Set problem: Please retype the data in full and exactly; the pictures are not part of the copy.

[Collected data entries]
● ● ● ●

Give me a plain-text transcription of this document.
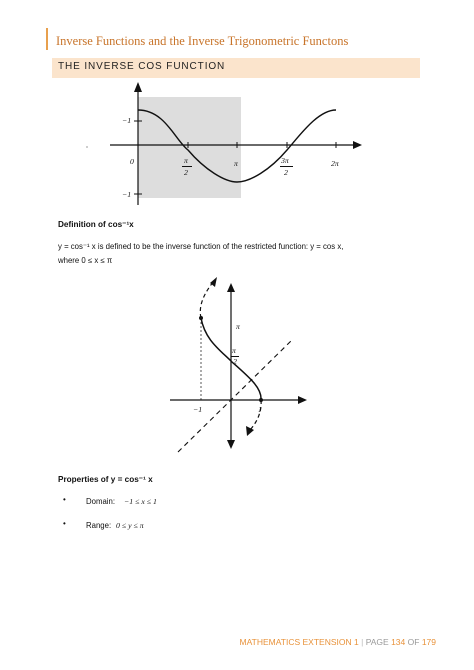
Inverse Functions and the Inverse Trigonometric Functons
THE INVERSE COS FUNCTION
−1
−1
0	π
2
π	3π
2
2π
Definition of cos⁻¹x
y = cos⁻¹ x is defined to be the inverse function of the restricted function: y = cos x,
where 0 ≤ x ≤ π
π
π
2
−1	1
Properties of y = cos⁻¹ x
•	Domain: −1 ≤ x ≤ 1
•	Range: 0 ≤ y ≤ π
MATHEMATICS EXTENSION 1 | PAGE 134 OF 179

● ● ● ●

Exercise response:
Give me a plain-text transcription of this document.
Inverse Functions and the Inverse Trigonometric Functons
THE INVERSE COS FUNCTION
−1
−1
0	π
2
π	3π
2
2π
Definition of cos⁻¹x
y = cos⁻¹ x is defined to be the inverse function of the restricted function: y = cos x,
where 0 ≤ x ≤ π
π
π
2
−1	1
Properties of y = cos⁻¹ x
•	Domain: −1 ≤ x ≤ 1
•	Range: 0 ≤ y ≤ π
MATHEMATICS EXTENSION 1 | PAGE 134 OF 179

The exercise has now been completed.